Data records
++++++++

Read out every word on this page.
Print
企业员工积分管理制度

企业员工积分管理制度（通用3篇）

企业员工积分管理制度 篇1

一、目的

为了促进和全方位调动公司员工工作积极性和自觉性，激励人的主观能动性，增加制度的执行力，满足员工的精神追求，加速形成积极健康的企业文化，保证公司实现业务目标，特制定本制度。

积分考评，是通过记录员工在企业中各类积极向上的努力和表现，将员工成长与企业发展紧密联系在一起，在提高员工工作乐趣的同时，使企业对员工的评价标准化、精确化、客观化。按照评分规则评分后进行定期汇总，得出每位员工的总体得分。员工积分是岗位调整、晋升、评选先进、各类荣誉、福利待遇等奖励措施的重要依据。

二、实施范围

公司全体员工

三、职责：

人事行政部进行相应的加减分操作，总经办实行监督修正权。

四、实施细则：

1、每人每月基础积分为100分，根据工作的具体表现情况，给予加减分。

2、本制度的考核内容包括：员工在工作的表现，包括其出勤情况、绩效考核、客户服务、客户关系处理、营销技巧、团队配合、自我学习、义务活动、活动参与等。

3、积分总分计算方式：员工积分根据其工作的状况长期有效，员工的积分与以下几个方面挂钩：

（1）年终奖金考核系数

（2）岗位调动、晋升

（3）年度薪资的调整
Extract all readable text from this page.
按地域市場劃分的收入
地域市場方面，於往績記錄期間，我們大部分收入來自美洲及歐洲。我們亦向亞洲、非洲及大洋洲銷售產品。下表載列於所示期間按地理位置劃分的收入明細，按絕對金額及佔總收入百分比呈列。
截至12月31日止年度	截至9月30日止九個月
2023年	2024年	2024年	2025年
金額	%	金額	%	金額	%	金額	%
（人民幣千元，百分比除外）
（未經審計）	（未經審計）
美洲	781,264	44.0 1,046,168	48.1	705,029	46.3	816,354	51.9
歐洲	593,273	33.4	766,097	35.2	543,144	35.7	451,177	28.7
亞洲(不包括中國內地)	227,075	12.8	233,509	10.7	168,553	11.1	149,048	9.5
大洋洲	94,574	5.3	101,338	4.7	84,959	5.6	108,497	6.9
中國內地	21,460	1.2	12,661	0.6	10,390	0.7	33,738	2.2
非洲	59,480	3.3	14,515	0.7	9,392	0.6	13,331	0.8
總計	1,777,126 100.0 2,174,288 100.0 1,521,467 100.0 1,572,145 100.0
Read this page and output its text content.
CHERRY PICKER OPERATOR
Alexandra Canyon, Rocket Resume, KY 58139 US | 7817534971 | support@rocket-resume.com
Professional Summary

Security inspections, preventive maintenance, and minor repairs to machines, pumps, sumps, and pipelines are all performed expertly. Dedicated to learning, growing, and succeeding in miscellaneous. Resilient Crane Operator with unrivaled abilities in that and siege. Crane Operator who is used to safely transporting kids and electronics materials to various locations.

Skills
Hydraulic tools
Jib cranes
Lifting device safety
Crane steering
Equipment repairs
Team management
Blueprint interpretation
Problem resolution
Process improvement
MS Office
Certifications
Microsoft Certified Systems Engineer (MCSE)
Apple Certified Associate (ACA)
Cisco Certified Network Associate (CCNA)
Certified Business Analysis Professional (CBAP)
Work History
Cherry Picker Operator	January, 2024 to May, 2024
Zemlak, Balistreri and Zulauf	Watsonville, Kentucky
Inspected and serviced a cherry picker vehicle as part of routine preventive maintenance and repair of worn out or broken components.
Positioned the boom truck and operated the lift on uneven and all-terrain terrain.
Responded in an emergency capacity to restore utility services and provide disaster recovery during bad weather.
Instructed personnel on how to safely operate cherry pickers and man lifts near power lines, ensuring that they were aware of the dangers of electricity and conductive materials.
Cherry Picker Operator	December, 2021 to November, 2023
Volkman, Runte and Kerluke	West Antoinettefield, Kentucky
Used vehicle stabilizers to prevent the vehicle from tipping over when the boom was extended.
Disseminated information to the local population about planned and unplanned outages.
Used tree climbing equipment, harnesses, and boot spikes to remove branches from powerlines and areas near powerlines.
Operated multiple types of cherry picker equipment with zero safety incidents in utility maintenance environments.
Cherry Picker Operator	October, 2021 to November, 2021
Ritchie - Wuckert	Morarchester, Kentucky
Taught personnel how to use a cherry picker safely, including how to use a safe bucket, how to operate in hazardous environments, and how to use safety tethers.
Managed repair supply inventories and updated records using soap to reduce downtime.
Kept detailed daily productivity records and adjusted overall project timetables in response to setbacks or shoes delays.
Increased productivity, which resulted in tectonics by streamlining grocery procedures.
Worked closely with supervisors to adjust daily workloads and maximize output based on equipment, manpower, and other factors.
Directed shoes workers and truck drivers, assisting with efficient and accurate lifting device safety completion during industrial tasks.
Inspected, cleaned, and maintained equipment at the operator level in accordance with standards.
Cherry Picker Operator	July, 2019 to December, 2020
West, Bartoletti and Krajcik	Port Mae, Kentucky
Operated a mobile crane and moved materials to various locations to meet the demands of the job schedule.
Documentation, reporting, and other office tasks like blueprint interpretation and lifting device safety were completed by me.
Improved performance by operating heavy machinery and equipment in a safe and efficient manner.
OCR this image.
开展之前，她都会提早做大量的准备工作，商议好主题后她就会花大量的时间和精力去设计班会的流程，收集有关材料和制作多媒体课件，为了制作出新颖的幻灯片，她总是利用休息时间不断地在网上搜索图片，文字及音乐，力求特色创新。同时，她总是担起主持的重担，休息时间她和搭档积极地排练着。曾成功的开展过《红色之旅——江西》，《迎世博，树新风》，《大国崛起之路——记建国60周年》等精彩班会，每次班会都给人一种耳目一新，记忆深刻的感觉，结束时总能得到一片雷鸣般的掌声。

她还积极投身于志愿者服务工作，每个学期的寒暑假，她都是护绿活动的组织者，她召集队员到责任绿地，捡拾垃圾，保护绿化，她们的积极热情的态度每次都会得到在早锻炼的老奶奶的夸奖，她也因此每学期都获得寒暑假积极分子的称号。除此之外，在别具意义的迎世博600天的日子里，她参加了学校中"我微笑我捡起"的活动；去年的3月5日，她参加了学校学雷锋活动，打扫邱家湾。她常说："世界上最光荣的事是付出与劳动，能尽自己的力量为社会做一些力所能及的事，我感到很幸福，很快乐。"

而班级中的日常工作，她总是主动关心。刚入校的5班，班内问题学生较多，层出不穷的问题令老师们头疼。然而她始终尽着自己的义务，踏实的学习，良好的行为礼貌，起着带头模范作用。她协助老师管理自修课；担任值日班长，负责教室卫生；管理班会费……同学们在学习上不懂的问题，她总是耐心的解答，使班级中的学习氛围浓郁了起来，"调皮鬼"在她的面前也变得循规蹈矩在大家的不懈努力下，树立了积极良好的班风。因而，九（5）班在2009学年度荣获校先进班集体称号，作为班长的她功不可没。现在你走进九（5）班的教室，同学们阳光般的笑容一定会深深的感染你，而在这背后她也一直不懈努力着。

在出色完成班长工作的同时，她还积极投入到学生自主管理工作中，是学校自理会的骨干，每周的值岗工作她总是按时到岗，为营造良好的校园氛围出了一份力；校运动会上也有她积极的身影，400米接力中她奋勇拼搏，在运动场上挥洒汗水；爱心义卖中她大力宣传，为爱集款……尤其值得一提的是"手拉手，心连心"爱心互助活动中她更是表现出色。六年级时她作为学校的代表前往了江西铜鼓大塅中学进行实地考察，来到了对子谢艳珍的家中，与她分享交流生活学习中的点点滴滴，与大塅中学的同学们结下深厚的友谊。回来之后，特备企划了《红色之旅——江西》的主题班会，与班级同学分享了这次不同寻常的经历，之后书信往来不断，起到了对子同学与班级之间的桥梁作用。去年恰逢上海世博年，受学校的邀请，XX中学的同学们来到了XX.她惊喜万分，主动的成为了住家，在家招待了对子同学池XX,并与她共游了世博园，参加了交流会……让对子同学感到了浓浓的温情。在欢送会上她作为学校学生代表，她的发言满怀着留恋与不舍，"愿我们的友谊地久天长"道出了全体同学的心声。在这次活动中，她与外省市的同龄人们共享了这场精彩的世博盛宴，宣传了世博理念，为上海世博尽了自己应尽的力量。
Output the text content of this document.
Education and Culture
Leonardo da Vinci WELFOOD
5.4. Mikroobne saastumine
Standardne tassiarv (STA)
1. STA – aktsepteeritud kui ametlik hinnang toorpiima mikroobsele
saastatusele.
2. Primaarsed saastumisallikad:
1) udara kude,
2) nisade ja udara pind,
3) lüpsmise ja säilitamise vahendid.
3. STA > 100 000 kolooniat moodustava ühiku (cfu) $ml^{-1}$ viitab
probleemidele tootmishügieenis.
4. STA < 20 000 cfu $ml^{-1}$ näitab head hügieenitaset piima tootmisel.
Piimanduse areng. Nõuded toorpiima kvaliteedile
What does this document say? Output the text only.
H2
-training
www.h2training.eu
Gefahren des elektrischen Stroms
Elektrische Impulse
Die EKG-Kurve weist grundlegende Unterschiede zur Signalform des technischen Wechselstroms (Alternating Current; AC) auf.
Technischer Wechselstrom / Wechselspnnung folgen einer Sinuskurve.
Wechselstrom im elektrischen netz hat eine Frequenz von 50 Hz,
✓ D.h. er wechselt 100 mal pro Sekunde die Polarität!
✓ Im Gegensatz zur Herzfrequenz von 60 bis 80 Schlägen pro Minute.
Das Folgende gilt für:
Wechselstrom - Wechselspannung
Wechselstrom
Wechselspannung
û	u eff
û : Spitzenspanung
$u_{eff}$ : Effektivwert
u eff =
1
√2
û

++++++++

Give the number of lines in the records that contain the string "from", and nothing besides.

3